Nella zona del basso Garda, in provincia di Mantova, Matteo Cauzzi gestisce, insieme alla sua famiglia, un’azienda agricola di 70 ettari e oltre 270 capi di bestiame, che 5 anni fa si è convertita al regime biologico. Il latte dell’azienda Motella Bassa viene usato per un prodotto molto specifico, il grana padano biologico.
La pandemia ha però portato delle difficoltà notevoli a questo settore, racconta il produttore bio: “Noi non ci muoviamo da casa ma ci sono problemi enormi per l’indotto, soprattutto a livello di trasporti, del latte, delle materie prime, dei mangimi. Ci sono anche difficoltà negli stabilimenti di trasformazione del latte e degli altri prodotti dell’industria casearia”.
Ma la crisi può anche essere una risorsa, terminata la fase peggiore dell’emergenza sanitaria. “Il nostro lavoro diventa fondamentale, forse il consumatore si renderà conto delle priorità, ovvero che dopo la salute l’altra cosa che conta è il cibo”. E il cibo che arriva dall’allevamento biologico è diverso da quello convenzionale. “Chi fa biologico, lo fa perché ci crede, è una scelta etica e consapevole. La qualità è garantita dall’assenza di sostanze chimiche nei terreni, sta poi al consumatore, a seconda delle proprie convinzioni, decidere chi premiare”, continua Cauzzi.
Alle sue spalle, una mandria di mucche che scorrazzano libere in un campo. “Come allevatori biologici abbiamo spazi all’aperto obbligatori”, spiega il referente dell’azienda Motella Bassa. “Noi come azienda abbiamo fatto un passo in più e abbiamo un piccolo bosco di un ettaro circa, con un paddock esterno e altri accessi al pascolo, per gli animali. Noi cerchiamo di farli vivere il più possibile secondo il loro etogramma”.

________________________

Problemi da risolvere -
- a) Riscriva in forma più breve il paragrafo del testo sull'azienda Motella Bassa che inizia con "La pandemia ha però portato", conservandone i fatti principali.
- b) Riproduca senza modifiche il passo del testo sull'azienda Motella Bassa che va da "Nella zona del" fino a "grana padano biologico." incluso.
Le voci riportate di seguito non hanno alcun legame con il testo sull'azienda Motella Bassa.

________________________

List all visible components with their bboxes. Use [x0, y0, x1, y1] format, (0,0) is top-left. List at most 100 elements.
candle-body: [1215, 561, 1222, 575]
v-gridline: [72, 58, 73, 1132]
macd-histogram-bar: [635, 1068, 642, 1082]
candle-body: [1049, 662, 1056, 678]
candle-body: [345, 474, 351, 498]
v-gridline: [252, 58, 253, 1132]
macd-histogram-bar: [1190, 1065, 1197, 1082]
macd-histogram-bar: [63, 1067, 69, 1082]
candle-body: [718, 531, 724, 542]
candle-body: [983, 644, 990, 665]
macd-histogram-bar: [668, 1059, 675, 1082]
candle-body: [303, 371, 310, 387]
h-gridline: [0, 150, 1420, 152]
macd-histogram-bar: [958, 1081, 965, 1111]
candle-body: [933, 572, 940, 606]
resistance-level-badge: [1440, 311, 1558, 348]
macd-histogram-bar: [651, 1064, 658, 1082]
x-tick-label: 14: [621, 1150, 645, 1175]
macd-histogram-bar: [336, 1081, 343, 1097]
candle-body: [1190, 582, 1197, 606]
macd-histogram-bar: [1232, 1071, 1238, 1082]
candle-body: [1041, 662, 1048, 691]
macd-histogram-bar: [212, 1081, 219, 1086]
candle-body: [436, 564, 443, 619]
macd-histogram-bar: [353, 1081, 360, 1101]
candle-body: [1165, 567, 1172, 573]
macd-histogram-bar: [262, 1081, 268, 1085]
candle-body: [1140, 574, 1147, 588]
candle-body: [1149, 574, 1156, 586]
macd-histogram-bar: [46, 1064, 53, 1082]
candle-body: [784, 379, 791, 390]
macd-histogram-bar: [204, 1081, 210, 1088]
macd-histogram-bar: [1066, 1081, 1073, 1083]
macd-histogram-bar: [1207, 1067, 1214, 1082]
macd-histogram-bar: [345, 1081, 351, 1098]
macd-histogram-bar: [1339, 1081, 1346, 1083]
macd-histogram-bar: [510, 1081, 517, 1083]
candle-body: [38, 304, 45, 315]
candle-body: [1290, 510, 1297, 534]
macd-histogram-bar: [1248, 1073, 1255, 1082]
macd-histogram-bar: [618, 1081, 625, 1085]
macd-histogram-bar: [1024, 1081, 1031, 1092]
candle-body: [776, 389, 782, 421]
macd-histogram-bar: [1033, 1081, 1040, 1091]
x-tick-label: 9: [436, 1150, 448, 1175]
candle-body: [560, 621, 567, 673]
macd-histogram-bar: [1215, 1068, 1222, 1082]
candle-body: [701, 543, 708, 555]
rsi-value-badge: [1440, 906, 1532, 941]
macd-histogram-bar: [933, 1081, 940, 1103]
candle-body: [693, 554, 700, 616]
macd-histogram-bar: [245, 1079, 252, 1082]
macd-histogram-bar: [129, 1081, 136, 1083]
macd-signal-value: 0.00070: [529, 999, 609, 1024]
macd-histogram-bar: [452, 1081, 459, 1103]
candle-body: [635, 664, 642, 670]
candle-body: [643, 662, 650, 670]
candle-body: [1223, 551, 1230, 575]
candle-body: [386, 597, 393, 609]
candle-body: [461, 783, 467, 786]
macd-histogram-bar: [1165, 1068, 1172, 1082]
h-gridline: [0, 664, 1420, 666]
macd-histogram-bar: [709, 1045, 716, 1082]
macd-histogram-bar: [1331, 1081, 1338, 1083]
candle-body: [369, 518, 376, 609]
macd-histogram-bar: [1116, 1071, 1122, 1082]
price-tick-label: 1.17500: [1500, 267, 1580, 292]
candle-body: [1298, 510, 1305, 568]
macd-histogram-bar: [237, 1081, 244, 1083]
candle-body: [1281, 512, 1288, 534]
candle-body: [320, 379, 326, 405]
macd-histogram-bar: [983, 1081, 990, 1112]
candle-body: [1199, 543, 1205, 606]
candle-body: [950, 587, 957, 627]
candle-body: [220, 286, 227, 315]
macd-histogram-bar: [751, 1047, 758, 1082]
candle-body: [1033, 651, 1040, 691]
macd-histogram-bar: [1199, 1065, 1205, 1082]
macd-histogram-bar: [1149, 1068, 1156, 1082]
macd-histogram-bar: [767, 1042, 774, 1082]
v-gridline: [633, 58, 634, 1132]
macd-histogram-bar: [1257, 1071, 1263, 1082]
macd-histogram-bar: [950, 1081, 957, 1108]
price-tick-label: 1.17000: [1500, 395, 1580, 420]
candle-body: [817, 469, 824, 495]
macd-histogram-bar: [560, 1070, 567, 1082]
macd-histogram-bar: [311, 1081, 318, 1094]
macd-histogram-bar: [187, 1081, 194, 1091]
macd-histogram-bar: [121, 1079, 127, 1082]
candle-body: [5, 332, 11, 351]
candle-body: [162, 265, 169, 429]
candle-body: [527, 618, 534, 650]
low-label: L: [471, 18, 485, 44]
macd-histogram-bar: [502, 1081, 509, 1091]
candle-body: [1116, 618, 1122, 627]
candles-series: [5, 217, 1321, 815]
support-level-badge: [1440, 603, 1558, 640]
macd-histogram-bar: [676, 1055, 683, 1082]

________________________

Risposte numerate -
- a) Secondo il produttore, la pandemia ha creato notevoli difficoltà al settore. L'azienda non si sposta, ma l'indotto ha problemi enormi, soprattutto nei trasporti di latte, materie prime e mangimi. Vi sono difficoltà anche negli stabilimenti di trasformazione del latte e degli altri prodotti caseari.

- b)
Nella zona del basso Garda, in provincia di Mantova, Matteo Cauzzi gestisce, insieme alla sua famiglia, un’azienda agricola di 70 ettari e oltre 270 capi di bestiame, che 5 anni fa si è convertita al regime biologico. Il latte dell’azienda Motella Bassa viene usato per un prodotto molto specifico, il grana padano biologico.